### EXERCISE
In the data, extract each line that holds the string "total".

## Begin DATA EXCERPTS

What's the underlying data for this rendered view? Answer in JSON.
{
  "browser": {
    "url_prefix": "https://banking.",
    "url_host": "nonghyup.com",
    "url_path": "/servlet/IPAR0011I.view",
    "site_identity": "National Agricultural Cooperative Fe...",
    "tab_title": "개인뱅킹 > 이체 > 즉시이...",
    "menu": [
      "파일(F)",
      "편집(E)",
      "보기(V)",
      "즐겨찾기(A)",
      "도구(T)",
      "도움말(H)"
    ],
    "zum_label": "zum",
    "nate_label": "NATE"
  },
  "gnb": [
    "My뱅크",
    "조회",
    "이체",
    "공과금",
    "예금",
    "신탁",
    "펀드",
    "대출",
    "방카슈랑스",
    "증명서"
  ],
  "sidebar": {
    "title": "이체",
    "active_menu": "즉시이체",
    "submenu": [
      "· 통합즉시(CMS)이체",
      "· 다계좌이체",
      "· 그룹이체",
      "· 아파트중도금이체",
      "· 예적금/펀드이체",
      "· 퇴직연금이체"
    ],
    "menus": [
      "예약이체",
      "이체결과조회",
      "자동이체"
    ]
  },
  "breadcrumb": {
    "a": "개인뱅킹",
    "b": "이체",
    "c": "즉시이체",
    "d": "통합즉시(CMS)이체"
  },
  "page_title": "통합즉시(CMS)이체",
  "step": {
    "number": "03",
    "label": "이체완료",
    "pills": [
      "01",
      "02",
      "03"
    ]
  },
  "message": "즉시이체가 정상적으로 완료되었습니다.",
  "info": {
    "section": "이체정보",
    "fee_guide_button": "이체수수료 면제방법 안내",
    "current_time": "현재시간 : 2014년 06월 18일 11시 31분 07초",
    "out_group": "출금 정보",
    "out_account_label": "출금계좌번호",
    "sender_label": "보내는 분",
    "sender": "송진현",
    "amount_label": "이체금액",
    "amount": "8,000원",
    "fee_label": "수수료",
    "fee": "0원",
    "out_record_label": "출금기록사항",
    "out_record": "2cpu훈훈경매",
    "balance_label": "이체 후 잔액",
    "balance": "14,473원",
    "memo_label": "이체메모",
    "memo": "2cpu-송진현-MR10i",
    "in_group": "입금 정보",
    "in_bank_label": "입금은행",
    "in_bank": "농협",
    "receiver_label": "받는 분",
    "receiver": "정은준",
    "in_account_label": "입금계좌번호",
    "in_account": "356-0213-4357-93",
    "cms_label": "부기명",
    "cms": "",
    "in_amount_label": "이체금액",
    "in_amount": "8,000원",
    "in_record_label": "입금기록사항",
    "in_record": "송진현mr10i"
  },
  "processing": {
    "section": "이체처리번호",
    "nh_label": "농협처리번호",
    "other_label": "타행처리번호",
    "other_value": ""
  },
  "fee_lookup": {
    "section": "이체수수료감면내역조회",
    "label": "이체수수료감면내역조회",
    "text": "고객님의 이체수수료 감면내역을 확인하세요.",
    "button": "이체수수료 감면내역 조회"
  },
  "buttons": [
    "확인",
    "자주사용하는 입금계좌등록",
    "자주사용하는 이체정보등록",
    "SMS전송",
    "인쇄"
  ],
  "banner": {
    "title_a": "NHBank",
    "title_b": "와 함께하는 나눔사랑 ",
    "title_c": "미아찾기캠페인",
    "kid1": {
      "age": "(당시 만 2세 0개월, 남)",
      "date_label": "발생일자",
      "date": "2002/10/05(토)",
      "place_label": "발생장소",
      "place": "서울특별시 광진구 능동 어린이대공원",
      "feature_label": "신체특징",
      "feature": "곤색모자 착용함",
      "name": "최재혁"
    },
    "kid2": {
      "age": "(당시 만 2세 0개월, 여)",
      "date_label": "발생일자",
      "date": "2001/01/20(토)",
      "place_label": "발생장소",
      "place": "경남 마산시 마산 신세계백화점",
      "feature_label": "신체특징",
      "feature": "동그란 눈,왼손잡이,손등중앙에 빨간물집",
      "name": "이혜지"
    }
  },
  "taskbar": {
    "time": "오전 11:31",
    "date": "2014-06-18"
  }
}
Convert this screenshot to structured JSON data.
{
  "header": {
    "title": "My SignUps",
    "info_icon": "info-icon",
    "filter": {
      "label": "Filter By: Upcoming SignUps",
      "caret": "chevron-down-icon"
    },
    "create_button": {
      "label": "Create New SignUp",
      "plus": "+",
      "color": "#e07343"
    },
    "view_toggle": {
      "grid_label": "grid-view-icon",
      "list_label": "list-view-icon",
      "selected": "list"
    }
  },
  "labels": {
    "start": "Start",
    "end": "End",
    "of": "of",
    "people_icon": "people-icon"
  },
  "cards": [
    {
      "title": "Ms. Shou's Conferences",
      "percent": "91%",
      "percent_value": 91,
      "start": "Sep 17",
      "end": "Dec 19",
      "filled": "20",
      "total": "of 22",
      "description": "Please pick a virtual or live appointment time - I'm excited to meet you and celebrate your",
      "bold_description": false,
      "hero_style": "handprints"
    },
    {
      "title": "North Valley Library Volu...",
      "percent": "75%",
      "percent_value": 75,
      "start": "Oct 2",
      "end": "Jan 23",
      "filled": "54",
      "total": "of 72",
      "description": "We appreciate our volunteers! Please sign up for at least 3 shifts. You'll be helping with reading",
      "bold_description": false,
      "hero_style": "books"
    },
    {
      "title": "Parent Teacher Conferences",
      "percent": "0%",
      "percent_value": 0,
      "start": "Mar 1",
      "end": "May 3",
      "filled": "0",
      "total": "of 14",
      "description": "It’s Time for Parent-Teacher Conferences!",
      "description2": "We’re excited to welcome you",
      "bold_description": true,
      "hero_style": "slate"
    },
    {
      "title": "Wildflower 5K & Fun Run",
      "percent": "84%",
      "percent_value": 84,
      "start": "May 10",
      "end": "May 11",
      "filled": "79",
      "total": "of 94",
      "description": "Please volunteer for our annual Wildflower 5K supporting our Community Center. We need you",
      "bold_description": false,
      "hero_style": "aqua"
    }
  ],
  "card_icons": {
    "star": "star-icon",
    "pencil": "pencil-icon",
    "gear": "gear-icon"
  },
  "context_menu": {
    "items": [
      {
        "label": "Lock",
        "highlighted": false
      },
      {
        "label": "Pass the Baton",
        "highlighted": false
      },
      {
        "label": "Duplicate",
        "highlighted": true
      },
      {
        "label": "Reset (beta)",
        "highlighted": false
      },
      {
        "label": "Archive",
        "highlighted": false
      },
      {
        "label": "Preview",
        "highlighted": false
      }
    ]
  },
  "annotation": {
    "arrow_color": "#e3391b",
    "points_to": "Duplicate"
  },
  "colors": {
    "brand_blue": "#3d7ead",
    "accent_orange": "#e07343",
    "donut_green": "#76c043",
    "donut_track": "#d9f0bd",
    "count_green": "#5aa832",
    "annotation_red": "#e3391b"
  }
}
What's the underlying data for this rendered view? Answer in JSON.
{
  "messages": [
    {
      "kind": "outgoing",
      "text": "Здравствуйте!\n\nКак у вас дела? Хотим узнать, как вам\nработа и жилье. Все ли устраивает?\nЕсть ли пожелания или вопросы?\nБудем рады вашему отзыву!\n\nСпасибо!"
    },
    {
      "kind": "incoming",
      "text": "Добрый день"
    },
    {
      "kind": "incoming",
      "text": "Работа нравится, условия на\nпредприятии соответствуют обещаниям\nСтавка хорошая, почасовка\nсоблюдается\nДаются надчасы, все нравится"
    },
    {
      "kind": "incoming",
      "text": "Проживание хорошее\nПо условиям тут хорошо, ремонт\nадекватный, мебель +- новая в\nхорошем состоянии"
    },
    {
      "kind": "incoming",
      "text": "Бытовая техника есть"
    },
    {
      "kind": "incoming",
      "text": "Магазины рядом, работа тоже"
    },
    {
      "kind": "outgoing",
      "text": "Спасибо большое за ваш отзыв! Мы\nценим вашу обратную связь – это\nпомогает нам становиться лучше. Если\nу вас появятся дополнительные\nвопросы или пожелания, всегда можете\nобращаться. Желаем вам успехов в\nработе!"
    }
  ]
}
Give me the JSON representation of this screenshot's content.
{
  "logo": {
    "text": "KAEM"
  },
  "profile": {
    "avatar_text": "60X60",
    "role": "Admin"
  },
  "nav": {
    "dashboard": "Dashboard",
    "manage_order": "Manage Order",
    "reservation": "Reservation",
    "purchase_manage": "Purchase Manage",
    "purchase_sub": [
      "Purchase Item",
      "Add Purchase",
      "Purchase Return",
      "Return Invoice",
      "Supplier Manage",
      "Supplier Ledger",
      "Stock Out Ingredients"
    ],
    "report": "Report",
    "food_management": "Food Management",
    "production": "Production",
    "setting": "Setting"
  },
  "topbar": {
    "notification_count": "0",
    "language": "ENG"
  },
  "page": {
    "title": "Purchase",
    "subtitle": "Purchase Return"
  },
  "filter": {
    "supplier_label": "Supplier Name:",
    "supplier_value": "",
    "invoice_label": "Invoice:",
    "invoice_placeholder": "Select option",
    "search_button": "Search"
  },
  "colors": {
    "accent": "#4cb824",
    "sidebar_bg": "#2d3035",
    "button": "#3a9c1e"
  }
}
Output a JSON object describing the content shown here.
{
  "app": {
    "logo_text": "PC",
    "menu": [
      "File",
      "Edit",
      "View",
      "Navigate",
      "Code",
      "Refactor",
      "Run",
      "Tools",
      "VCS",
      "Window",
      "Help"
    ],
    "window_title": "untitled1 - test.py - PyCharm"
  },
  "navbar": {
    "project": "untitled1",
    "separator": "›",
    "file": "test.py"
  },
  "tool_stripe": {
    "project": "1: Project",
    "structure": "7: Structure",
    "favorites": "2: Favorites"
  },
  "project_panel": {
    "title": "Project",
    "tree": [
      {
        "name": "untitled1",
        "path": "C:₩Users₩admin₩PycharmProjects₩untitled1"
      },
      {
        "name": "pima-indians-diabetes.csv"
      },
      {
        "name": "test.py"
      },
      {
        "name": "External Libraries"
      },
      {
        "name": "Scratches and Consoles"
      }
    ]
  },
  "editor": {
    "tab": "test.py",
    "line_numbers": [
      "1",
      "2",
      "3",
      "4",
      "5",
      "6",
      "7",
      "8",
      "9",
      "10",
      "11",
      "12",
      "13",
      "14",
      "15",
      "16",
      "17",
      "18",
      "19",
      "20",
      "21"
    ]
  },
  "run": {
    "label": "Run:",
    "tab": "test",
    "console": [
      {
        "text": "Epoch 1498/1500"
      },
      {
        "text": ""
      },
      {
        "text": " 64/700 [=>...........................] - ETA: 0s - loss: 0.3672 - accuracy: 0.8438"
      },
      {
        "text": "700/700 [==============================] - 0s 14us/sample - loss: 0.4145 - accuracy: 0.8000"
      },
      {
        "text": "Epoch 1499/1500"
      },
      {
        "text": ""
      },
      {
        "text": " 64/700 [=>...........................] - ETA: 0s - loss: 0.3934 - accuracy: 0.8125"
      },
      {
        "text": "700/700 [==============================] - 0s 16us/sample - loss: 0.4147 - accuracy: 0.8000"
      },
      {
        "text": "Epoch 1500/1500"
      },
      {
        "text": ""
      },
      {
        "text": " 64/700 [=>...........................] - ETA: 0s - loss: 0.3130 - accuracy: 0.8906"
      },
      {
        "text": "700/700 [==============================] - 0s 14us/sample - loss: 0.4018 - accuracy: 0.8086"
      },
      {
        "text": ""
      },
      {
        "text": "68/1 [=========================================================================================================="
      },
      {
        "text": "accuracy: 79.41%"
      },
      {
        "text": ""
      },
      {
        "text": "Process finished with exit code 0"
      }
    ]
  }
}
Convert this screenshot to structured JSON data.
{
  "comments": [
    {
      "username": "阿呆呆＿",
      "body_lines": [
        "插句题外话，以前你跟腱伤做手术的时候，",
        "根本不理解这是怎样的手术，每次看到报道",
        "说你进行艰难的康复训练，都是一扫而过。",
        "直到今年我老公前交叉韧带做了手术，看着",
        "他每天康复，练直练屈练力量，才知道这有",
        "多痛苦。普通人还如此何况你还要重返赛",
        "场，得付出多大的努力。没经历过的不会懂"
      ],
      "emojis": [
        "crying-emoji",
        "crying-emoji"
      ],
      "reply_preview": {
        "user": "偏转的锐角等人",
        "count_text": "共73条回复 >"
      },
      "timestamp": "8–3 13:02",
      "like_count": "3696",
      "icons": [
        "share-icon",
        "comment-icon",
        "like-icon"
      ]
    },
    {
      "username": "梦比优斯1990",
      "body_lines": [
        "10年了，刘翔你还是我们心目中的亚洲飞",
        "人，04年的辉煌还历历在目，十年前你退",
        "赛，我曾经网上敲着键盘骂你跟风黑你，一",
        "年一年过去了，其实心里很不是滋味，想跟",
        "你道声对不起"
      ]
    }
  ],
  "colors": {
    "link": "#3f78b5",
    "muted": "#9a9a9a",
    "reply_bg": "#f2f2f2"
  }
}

## End DATA EXCERPTS

### RESULT FOR THIS TASK
      "total": "of 22",
      "total": "of 72",
      "total": "of 14",
      "total": "of 94",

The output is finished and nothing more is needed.